▸ Material supplied:
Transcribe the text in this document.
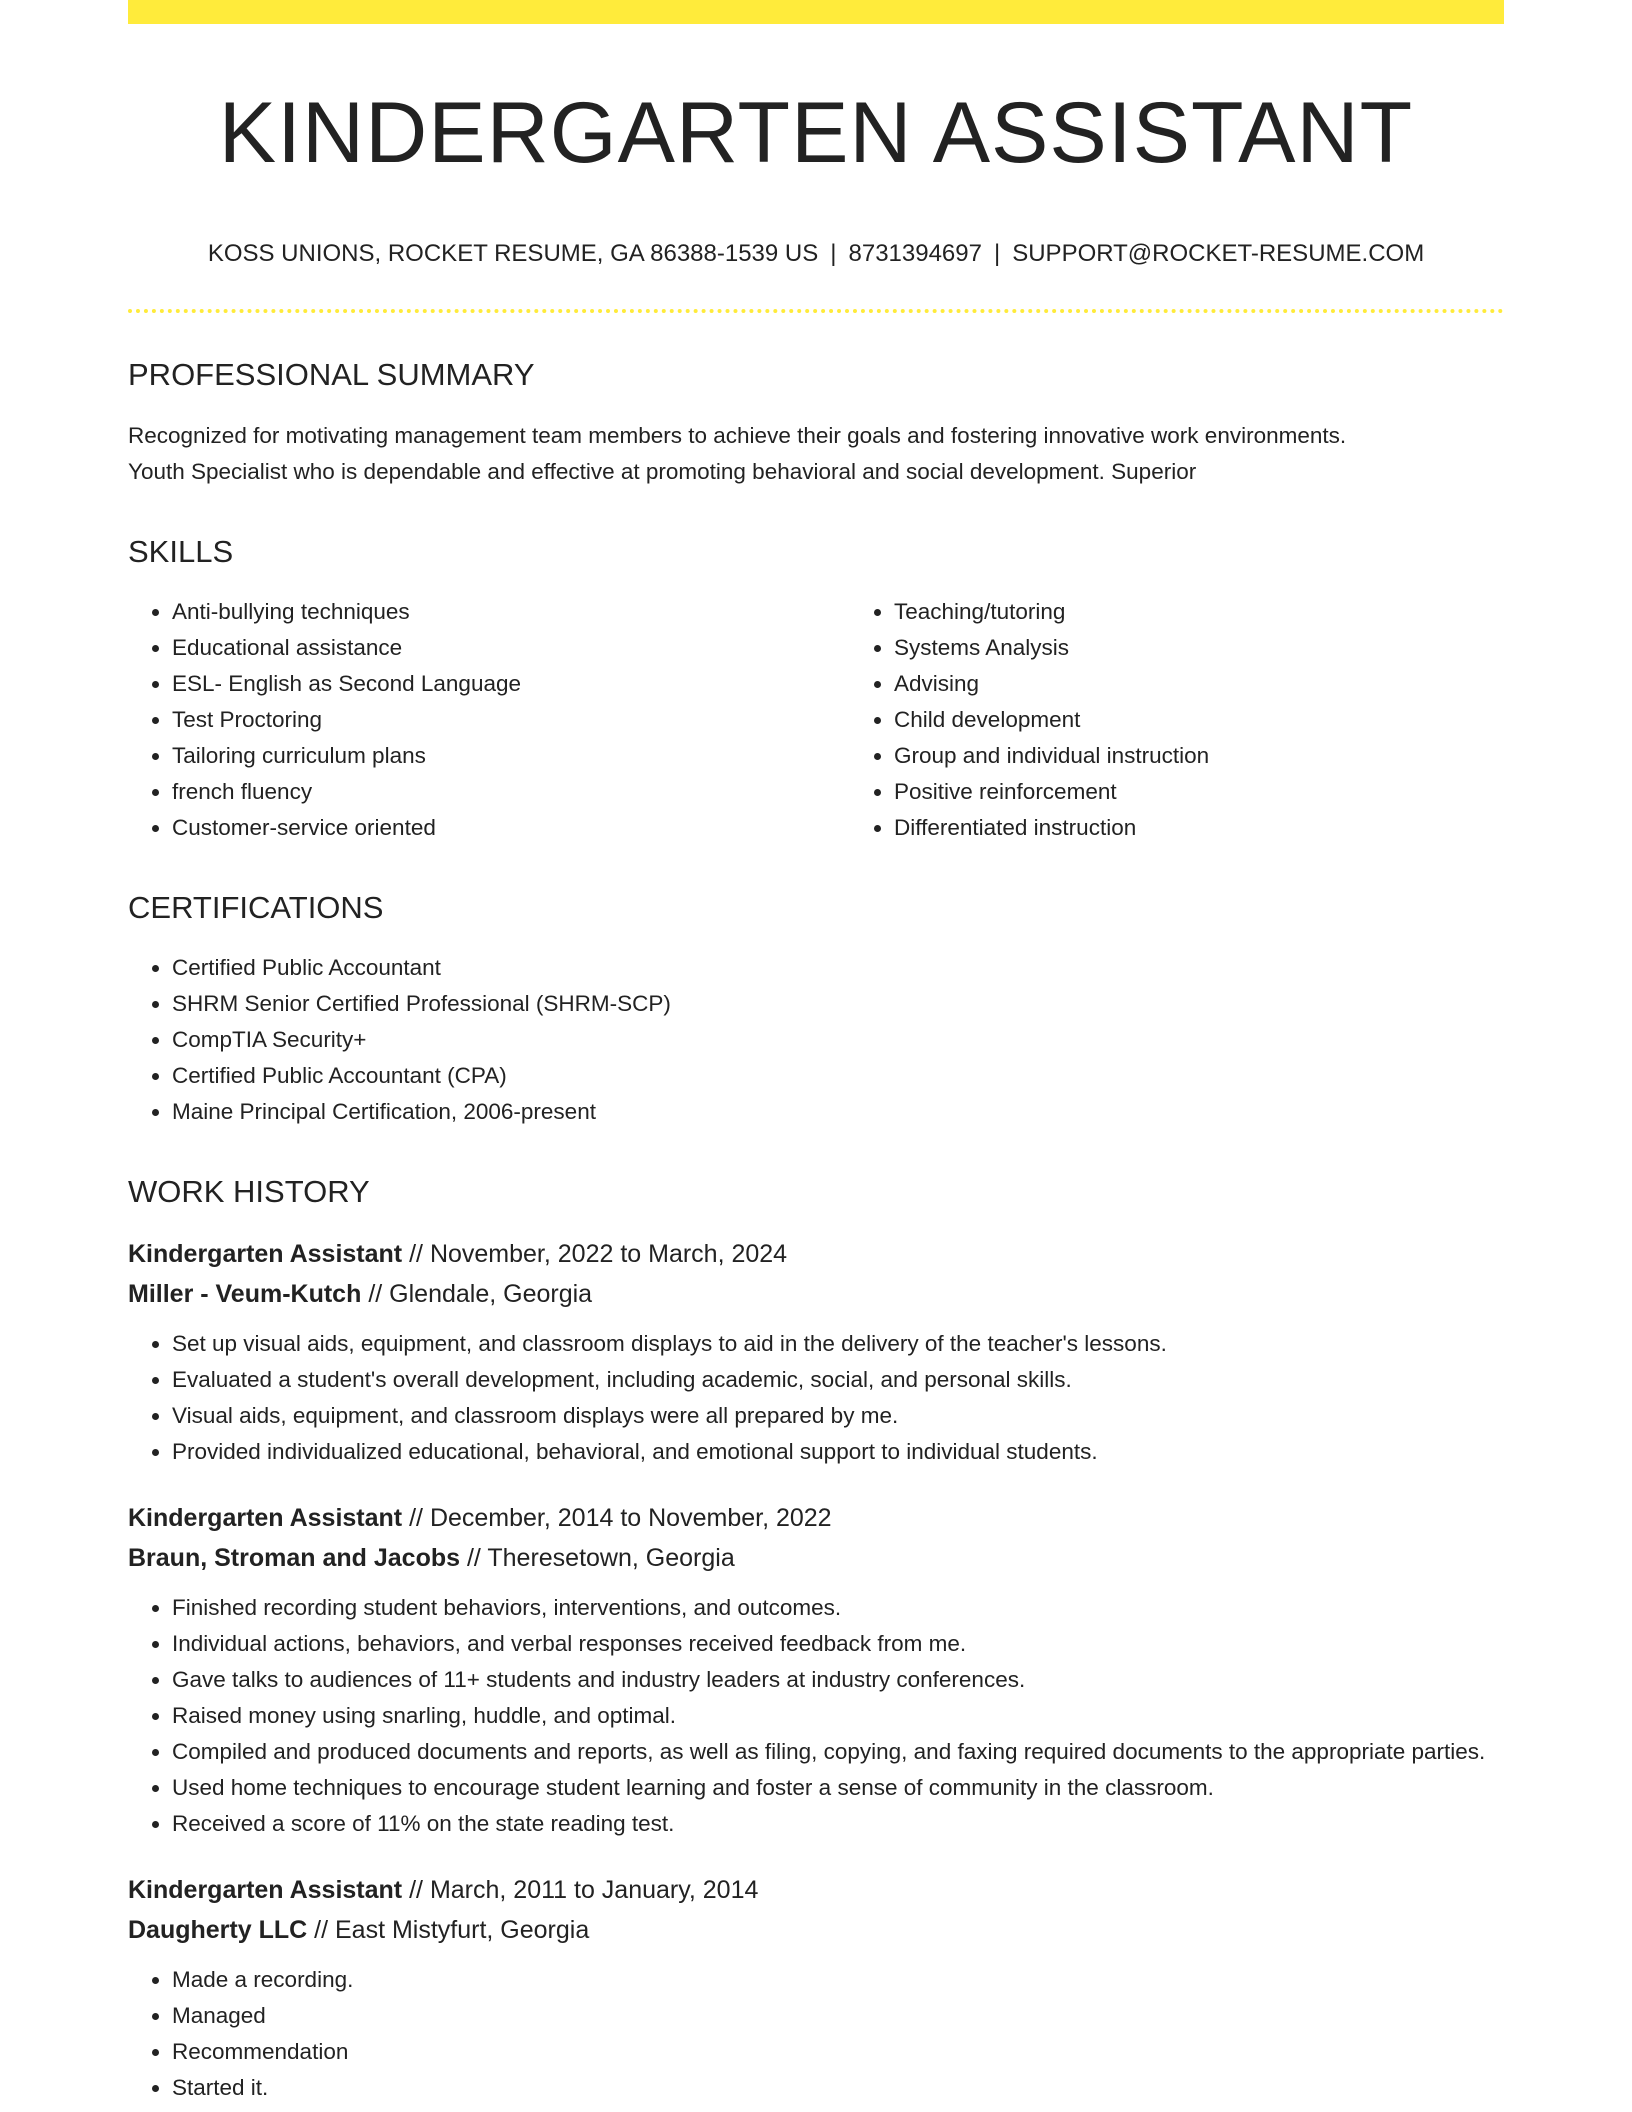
KINDERGARTEN ASSISTANT
KOSS UNIONS, ROCKET RESUME, GA 86388-1539 US | 8731394697 | SUPPORT@ROCKET-RESUME.COM
PROFESSIONAL SUMMARY
Recognized for motivating management team members to achieve their goals and fostering innovative work environments.
Youth Specialist who is dependable and effective at promoting behavioral and social development. Superior
SKILLS
• Anti-bullying techniques
• Educational assistance
• ESL- English as Second Language
• Test Proctoring
• Tailoring curriculum plans
• french fluency
• Customer-service oriented
• Teaching/tutoring
• Systems Analysis
• Advising
• Child development
• Group and individual instruction
• Positive reinforcement
• Differentiated instruction
CERTIFICATIONS
• Certified Public Accountant
• SHRM Senior Certified Professional (SHRM-SCP)
• CompTIA Security+
• Certified Public Accountant (CPA)
• Maine Principal Certification, 2006-present
WORK HISTORY
Kindergarten Assistant // November, 2022 to March, 2024
Miller - Veum-Kutch // Glendale, Georgia
• Set up visual aids, equipment, and classroom displays to aid in the delivery of the teacher's lessons.
• Evaluated a student's overall development, including academic, social, and personal skills.
• Visual aids, equipment, and classroom displays were all prepared by me.
• Provided individualized educational, behavioral, and emotional support to individual students.
Kindergarten Assistant // December, 2014 to November, 2022
Braun, Stroman and Jacobs // Theresetown, Georgia
• Finished recording student behaviors, interventions, and outcomes.
• Individual actions, behaviors, and verbal responses received feedback from me.
• Gave talks to audiences of 11+ students and industry leaders at industry conferences.
• Raised money using snarling, huddle, and optimal.
• Compiled and produced documents and reports, as well as filing, copying, and faxing required documents to the appropriate parties.
• Used home techniques to encourage student learning and foster a sense of community in the classroom.
• Received a score of 11% on the state reading test.
Kindergarten Assistant // March, 2011 to January, 2014
Daugherty LLC // East Mistyfurt, Georgia
• Made a recording.
• Managed
• Recommendation
• Started it.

▸ Exercise objective: Collect every line from the records above that contains the word "techniques".

▸ Task result:
• Anti-bullying techniques
• Used home techniques to encourage student learning and foster a sense of community in the classroom.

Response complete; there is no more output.